[What you have to do]
In the entries that follow, identify the line containing "Extract the structured" and return it together with all later lines, exactly as they appear.

[Dataset content]
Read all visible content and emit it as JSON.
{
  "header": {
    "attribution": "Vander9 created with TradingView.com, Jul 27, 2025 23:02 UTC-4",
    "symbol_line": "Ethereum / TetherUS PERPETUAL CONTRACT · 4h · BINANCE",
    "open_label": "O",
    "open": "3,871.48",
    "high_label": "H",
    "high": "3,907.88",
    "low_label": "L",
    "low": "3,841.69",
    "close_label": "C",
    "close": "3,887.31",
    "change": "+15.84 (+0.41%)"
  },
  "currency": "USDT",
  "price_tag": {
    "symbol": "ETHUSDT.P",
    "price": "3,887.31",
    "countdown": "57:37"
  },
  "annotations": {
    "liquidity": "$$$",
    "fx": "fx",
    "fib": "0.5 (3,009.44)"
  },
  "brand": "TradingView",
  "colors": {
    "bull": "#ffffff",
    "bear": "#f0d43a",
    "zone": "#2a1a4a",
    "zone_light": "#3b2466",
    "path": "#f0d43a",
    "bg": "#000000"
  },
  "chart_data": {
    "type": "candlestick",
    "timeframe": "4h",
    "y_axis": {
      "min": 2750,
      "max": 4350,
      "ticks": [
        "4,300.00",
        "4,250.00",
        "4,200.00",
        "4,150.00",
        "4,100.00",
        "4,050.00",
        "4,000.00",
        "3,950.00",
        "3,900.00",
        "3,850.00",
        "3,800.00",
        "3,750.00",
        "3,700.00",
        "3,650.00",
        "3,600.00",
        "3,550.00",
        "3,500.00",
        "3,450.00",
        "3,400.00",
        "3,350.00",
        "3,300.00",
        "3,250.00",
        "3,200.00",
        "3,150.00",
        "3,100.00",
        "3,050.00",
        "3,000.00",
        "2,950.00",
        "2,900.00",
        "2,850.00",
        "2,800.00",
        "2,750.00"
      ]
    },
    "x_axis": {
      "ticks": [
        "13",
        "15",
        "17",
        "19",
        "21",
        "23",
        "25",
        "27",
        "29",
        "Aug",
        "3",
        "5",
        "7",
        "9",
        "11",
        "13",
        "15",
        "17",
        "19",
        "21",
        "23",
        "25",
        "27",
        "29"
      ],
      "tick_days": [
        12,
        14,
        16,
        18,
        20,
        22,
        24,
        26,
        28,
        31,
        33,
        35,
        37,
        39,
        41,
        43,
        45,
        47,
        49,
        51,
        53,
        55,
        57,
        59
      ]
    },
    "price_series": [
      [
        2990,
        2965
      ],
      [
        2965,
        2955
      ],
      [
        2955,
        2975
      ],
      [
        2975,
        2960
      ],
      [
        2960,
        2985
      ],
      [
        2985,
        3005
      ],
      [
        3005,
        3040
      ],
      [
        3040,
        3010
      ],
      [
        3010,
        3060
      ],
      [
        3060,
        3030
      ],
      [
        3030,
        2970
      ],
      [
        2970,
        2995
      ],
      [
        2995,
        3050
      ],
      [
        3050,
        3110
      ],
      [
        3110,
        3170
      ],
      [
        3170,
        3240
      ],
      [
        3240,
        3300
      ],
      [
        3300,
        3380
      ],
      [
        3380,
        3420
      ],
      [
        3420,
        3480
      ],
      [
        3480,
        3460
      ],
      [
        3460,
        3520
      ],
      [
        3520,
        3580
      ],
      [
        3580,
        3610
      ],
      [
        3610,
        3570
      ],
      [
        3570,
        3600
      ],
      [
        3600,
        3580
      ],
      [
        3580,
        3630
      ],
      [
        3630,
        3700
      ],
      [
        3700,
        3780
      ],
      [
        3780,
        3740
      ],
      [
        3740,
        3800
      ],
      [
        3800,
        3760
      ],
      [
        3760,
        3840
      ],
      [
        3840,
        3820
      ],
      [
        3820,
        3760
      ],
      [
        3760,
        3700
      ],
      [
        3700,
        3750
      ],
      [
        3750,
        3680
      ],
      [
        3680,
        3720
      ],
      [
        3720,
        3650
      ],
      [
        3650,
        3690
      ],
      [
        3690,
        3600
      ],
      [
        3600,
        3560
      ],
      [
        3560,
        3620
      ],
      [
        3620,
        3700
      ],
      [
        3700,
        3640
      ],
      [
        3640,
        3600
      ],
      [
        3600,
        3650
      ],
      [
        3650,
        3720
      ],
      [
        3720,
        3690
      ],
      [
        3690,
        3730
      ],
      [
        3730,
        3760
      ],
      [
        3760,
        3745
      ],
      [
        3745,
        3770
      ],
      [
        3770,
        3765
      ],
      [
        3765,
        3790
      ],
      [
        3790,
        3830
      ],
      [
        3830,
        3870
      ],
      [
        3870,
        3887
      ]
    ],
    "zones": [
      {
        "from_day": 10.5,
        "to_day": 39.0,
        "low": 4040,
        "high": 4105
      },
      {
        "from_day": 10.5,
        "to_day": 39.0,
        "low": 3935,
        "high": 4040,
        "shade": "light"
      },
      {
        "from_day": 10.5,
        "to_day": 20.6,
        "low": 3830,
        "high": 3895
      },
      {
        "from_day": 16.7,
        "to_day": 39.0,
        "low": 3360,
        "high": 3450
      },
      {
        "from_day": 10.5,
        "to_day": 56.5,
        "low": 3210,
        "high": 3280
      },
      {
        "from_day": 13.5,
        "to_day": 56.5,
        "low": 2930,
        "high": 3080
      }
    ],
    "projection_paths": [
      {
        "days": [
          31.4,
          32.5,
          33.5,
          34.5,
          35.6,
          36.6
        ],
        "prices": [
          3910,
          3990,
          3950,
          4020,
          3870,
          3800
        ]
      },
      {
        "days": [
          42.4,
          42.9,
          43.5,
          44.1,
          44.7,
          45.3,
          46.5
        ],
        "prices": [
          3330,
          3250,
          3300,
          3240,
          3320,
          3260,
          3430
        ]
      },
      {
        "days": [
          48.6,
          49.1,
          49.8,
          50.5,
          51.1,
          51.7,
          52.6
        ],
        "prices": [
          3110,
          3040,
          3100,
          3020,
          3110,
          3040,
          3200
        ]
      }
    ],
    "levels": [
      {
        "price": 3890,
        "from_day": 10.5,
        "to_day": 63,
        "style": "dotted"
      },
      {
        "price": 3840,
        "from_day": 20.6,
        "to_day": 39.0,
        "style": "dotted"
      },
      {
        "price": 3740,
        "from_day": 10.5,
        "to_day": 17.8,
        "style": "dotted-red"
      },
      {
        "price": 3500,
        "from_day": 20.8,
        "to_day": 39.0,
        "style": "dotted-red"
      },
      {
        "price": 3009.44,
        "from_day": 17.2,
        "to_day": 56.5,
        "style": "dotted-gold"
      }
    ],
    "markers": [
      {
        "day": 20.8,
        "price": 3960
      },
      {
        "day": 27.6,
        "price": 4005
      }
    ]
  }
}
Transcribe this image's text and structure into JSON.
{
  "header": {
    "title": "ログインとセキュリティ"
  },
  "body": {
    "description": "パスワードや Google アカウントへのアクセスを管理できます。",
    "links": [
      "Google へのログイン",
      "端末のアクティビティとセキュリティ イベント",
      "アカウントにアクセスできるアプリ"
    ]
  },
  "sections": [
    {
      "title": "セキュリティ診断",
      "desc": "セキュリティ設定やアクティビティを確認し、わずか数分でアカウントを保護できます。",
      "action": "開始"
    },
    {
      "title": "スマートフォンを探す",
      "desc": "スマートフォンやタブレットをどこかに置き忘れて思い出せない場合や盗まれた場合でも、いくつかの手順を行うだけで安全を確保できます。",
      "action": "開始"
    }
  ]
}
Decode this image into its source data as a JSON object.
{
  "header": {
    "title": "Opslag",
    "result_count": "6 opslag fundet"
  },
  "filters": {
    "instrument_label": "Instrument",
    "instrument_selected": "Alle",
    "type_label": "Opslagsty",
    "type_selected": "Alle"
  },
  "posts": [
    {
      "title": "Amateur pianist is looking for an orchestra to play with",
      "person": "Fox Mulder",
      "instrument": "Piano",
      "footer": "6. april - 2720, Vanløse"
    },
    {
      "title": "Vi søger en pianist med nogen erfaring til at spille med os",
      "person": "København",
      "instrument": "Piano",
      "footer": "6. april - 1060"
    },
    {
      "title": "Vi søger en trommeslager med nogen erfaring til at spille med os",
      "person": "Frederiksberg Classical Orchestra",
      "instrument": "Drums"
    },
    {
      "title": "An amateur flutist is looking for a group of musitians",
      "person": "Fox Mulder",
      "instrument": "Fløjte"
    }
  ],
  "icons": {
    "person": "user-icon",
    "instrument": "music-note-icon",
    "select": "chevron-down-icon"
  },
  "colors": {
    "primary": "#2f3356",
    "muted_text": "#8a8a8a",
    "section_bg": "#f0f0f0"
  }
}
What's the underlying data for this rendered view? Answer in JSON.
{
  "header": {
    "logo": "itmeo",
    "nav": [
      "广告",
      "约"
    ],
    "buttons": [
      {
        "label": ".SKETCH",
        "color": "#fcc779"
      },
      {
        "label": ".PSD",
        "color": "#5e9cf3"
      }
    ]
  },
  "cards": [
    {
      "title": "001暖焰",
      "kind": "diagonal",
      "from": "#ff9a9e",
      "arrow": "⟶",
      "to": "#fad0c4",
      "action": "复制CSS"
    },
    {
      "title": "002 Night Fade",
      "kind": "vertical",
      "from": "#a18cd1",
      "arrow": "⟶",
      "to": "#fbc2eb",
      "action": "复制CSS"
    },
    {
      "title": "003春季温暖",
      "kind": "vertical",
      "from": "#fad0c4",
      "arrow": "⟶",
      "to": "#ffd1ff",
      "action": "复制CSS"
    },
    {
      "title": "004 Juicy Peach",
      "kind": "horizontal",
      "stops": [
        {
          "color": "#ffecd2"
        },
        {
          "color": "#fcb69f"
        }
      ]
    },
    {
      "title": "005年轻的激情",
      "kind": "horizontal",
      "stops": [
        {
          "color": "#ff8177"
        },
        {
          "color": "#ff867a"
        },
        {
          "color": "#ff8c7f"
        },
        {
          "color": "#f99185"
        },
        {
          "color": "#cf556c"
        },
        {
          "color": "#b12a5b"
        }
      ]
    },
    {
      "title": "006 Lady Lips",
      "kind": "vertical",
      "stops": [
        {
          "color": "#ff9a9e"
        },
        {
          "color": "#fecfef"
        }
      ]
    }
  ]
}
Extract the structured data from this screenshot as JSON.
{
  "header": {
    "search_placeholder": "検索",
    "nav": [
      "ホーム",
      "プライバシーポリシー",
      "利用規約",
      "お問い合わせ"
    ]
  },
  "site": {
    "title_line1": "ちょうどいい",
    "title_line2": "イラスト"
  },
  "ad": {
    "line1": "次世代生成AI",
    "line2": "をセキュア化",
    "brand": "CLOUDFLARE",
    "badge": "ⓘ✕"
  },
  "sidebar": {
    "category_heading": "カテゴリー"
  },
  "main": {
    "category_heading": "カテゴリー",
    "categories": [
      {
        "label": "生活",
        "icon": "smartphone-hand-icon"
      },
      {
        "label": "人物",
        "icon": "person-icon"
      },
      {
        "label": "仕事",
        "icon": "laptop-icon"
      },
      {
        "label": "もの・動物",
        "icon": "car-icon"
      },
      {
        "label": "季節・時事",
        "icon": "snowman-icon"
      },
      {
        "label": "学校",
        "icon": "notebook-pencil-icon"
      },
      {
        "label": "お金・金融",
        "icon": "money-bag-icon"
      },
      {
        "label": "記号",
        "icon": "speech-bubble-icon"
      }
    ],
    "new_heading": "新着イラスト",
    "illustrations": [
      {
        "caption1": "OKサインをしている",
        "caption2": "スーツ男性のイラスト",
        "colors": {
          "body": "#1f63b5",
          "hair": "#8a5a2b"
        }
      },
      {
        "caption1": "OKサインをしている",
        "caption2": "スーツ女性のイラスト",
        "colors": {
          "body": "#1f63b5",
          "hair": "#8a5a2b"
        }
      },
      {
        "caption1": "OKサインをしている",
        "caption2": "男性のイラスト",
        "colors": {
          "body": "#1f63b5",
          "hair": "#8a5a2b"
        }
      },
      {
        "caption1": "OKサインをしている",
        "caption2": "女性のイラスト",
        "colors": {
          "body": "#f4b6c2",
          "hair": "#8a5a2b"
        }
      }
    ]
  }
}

[Expected output]
Extract the structured data from this screenshot as JSON.
{
  "header": {
    "search_placeholder": "検索",
    "nav": [
      "ホーム",
      "プライバシーポリシー",
      "利用規約",
      "お問い合わせ"
    ]
  },
  "site": {
    "title_line1": "ちょうどいい",
    "title_line2": "イラスト"
  },
  "ad": {
    "line1": "次世代生成AI",
    "line2": "をセキュア化",
    "brand": "CLOUDFLARE",
    "badge": "ⓘ✕"
  },
  "sidebar": {
    "category_heading": "カテゴリー"
  },
  "main": {
    "category_heading": "カテゴリー",
    "categories": [
      {
        "label": "生活",
        "icon": "smartphone-hand-icon"
      },
      {
        "label": "人物",
        "icon": "person-icon"
      },
      {
        "label": "仕事",
        "icon": "laptop-icon"
      },
      {
        "label": "もの・動物",
        "icon": "car-icon"
      },
      {
        "label": "季節・時事",
        "icon": "snowman-icon"
      },
      {
        "label": "学校",
        "icon": "notebook-pencil-icon"
      },
      {
        "label": "お金・金融",
        "icon": "money-bag-icon"
      },
      {
        "label": "記号",
        "icon": "speech-bubble-icon"
      }
    ],
    "new_heading": "新着イラスト",
    "illustrations": [
      {
        "caption1": "OKサインをしている",
        "caption2": "スーツ男性のイラスト",
        "colors": {
          "body": "#1f63b5",
          "hair": "#8a5a2b"
        }
      },
      {
        "caption1": "OKサインをしている",
        "caption2": "スーツ女性のイラスト",
        "colors": {
          "body": "#1f63b5",
          "hair": "#8a5a2b"
        }
      },
      {
        "caption1": "OKサインをしている",
        "caption2": "男性のイラスト",
        "colors": {
          "body": "#1f63b5",
          "hair": "#8a5a2b"
        }
      },
      {
        "caption1": "OKサインをしている",
        "caption2": "女性のイラスト",
        "colors": {
          "body": "#f4b6c2",
          "hair": "#8a5a2b"
        }
      }
    ]
  }
}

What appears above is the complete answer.